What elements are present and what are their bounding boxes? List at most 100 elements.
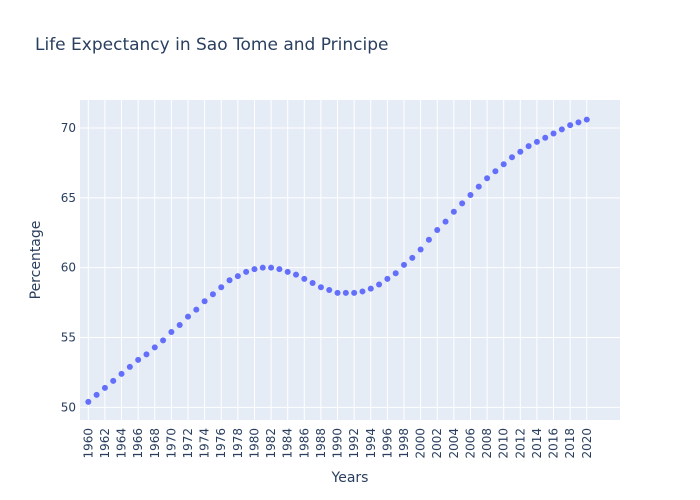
x-tick-label: 2002	[430, 428, 444, 459]
data-point	[533, 138, 540, 145]
data-point	[268, 264, 275, 271]
data-point	[359, 288, 366, 295]
data-point	[459, 200, 466, 207]
data-point	[434, 226, 441, 233]
x-tick-label: 2006	[463, 428, 477, 459]
data-point	[185, 313, 191, 320]
data-point	[226, 277, 233, 284]
data-point	[301, 275, 308, 282]
y-tick-label: 55	[61, 331, 76, 345]
x-tick-label: 2010	[497, 428, 511, 459]
x-tick-label: 1964	[115, 428, 129, 459]
data-point	[575, 119, 582, 126]
x-tick-label: 1972	[181, 428, 195, 459]
data-point	[326, 287, 333, 294]
data-point	[176, 321, 183, 328]
data-point	[85, 398, 92, 405]
x-tick-label: 1978	[231, 428, 245, 459]
data-point	[542, 134, 549, 141]
data-point	[351, 289, 358, 296]
data-point	[425, 236, 432, 243]
data-point	[293, 271, 299, 278]
x-tick-label: 2000	[414, 428, 428, 459]
data-point	[500, 161, 507, 168]
data-point	[334, 289, 341, 296]
data-point	[558, 126, 565, 133]
data-point	[126, 363, 133, 370]
gridlines	[80, 100, 620, 420]
x-tick-label: 1970	[164, 428, 178, 459]
data-point	[151, 344, 158, 351]
x-tick-label: 1962	[98, 428, 112, 459]
data-point	[342, 289, 349, 296]
y-axis-ticks: 50 55 60 65 70	[61, 121, 76, 414]
data-point	[567, 122, 574, 129]
x-tick-label: 1980	[247, 428, 261, 459]
data-point	[484, 175, 491, 182]
data-point	[376, 281, 383, 288]
data-point	[234, 273, 241, 280]
x-tick-label: 2018	[563, 428, 577, 459]
data-point	[193, 306, 200, 313]
data-point	[317, 284, 324, 291]
x-tick-label: 1996	[380, 428, 394, 459]
x-tick-label: 1990	[331, 428, 345, 459]
data-point	[417, 246, 424, 253]
x-tick-label: 1968	[148, 428, 162, 459]
x-tick-label: 2020	[580, 428, 594, 459]
data-point	[401, 261, 407, 268]
x-tick-label: 1966	[131, 428, 145, 459]
data-point	[492, 168, 499, 175]
data-point	[160, 337, 167, 344]
data-point	[517, 148, 524, 155]
x-tick-label: 2004	[447, 428, 461, 459]
x-tick-label: 1998	[397, 428, 411, 459]
data-point	[583, 116, 590, 123]
data-point	[201, 298, 208, 305]
x-tick-label: 2016	[547, 428, 561, 459]
data-point	[525, 143, 532, 150]
x-tick-label: 2014	[530, 428, 544, 459]
data-point	[550, 130, 557, 137]
data-point	[442, 218, 449, 225]
data-points	[85, 116, 590, 405]
data-point	[450, 208, 457, 215]
x-tick-label: 1986	[297, 428, 311, 459]
x-tick-label: 2008	[480, 428, 494, 459]
data-point	[384, 275, 391, 282]
plot-area	[80, 100, 620, 420]
chart-title: Life Expectancy in Sao Tome and Principe	[35, 35, 389, 55]
x-tick-label: 1982	[264, 428, 278, 459]
data-point	[259, 264, 266, 271]
x-tick-label: 1984	[281, 428, 295, 459]
data-point	[392, 270, 399, 277]
data-point	[467, 192, 474, 199]
x-tick-label: 1992	[347, 428, 361, 459]
data-point	[118, 370, 125, 377]
data-point	[309, 280, 316, 287]
data-point	[367, 285, 374, 292]
data-point	[475, 183, 482, 190]
x-tick-label: 1960	[81, 428, 95, 459]
x-tick-label: 1988	[314, 428, 328, 459]
x-tick-label: 1976	[214, 428, 228, 459]
data-point	[218, 284, 225, 291]
x-axis-ticks: 1960 1962 1964 1966 1968 1970 1972 1974 1976 1978…	[81, 428, 593, 459]
x-axis-label: Years	[331, 470, 369, 486]
data-point	[110, 377, 117, 384]
data-point	[251, 266, 258, 273]
data-point	[168, 328, 175, 335]
data-point	[509, 154, 515, 161]
data-point	[409, 254, 416, 261]
y-tick-label: 50	[61, 400, 76, 414]
x-tick-label: 1994	[364, 428, 378, 459]
data-point	[209, 291, 216, 298]
data-point	[243, 268, 250, 275]
y-axis-label: Percentage	[28, 221, 44, 300]
data-point	[143, 351, 150, 358]
data-point	[276, 266, 283, 273]
data-point	[135, 356, 142, 363]
data-point	[93, 391, 100, 398]
y-tick-label: 65	[61, 191, 76, 205]
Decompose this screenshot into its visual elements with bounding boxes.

Problem details
Rewrite the material above with every "x-tick-label" swapped for "year-label" and everything else unchanged. Leave out the picture.

Exercise output
What elements are present and what are their bounding boxes? List at most 100 elements.
year-label: 2002	[430, 428, 444, 459]
data-point	[533, 138, 540, 145]
data-point	[268, 264, 275, 271]
data-point	[359, 288, 366, 295]
data-point	[459, 200, 466, 207]
data-point	[434, 226, 441, 233]
year-label: 2006	[463, 428, 477, 459]
data-point	[185, 313, 191, 320]
data-point	[226, 277, 233, 284]
data-point	[301, 275, 308, 282]
y-tick-label: 55	[61, 331, 76, 345]
year-label: 2010	[497, 428, 511, 459]
year-label: 1964	[115, 428, 129, 459]
data-point	[575, 119, 582, 126]
year-label: 1972	[181, 428, 195, 459]
data-point	[326, 287, 333, 294]
data-point	[176, 321, 183, 328]
data-point	[85, 398, 92, 405]
year-label: 1978	[231, 428, 245, 459]
data-point	[542, 134, 549, 141]
data-point	[351, 289, 358, 296]
data-point	[425, 236, 432, 243]
data-point	[293, 271, 299, 278]
year-label: 2000	[414, 428, 428, 459]
data-point	[500, 161, 507, 168]
data-point	[334, 289, 341, 296]
data-point	[558, 126, 565, 133]
data-point	[126, 363, 133, 370]
gridlines	[80, 100, 620, 420]
year-label: 1970	[164, 428, 178, 459]
data-point	[151, 344, 158, 351]
year-label: 1962	[98, 428, 112, 459]
data-point	[342, 289, 349, 296]
y-axis-ticks: 50 55 60 65 70	[61, 121, 76, 414]
data-point	[567, 122, 574, 129]
year-label: 1980	[247, 428, 261, 459]
data-point	[484, 175, 491, 182]
data-point	[376, 281, 383, 288]
data-point	[234, 273, 241, 280]
year-label: 2018	[563, 428, 577, 459]
data-point	[193, 306, 200, 313]
data-point	[317, 284, 324, 291]
year-label: 1996	[380, 428, 394, 459]
year-label: 1990	[331, 428, 345, 459]
data-point	[417, 246, 424, 253]
year-label: 1968	[148, 428, 162, 459]
year-label: 2020	[580, 428, 594, 459]
data-point	[401, 261, 407, 268]
year-label: 1966	[131, 428, 145, 459]
data-point	[492, 168, 499, 175]
data-point	[160, 337, 167, 344]
data-point	[517, 148, 524, 155]
year-label: 2004	[447, 428, 461, 459]
year-label: 1998	[397, 428, 411, 459]
data-point	[583, 116, 590, 123]
data-point	[201, 298, 208, 305]
year-label: 2016	[547, 428, 561, 459]
data-point	[525, 143, 532, 150]
year-label: 2014	[530, 428, 544, 459]
data-point	[550, 130, 557, 137]
data-point	[442, 218, 449, 225]
data-points	[85, 116, 590, 405]
data-point	[450, 208, 457, 215]
year-label: 1986	[297, 428, 311, 459]
year-label: 2008	[480, 428, 494, 459]
data-point	[384, 275, 391, 282]
plot-area	[80, 100, 620, 420]
chart-title: Life Expectancy in Sao Tome and Principe	[35, 35, 389, 55]
year-label: 1982	[264, 428, 278, 459]
data-point	[259, 264, 266, 271]
year-label: 1984	[281, 428, 295, 459]
data-point	[392, 270, 399, 277]
data-point	[467, 192, 474, 199]
year-label: 1992	[347, 428, 361, 459]
data-point	[118, 370, 125, 377]
data-point	[309, 280, 316, 287]
data-point	[367, 285, 374, 292]
data-point	[475, 183, 482, 190]
year-label: 1960	[81, 428, 95, 459]
year-label: 1988	[314, 428, 328, 459]
year-label: 1976	[214, 428, 228, 459]
data-point	[218, 284, 225, 291]
x-axis-ticks: 1960 1962 1964 1966 1968 1970 1972 1974 1976 1978…	[81, 428, 593, 459]
x-axis-label: Years	[331, 470, 369, 486]
data-point	[110, 377, 117, 384]
data-point	[251, 266, 258, 273]
data-point	[168, 328, 175, 335]
data-point	[509, 154, 515, 161]
data-point	[409, 254, 416, 261]
y-tick-label: 50	[61, 400, 76, 414]
year-label: 1994	[364, 428, 378, 459]
data-point	[209, 291, 216, 298]
data-point	[243, 268, 250, 275]
y-axis-label: Percentage	[28, 221, 44, 300]
data-point	[143, 351, 150, 358]
data-point	[276, 266, 283, 273]
data-point	[135, 356, 142, 363]
data-point	[93, 391, 100, 398]
y-tick-label: 65	[61, 191, 76, 205]
Decompose this screenshot into its visual elements with bounding boxes.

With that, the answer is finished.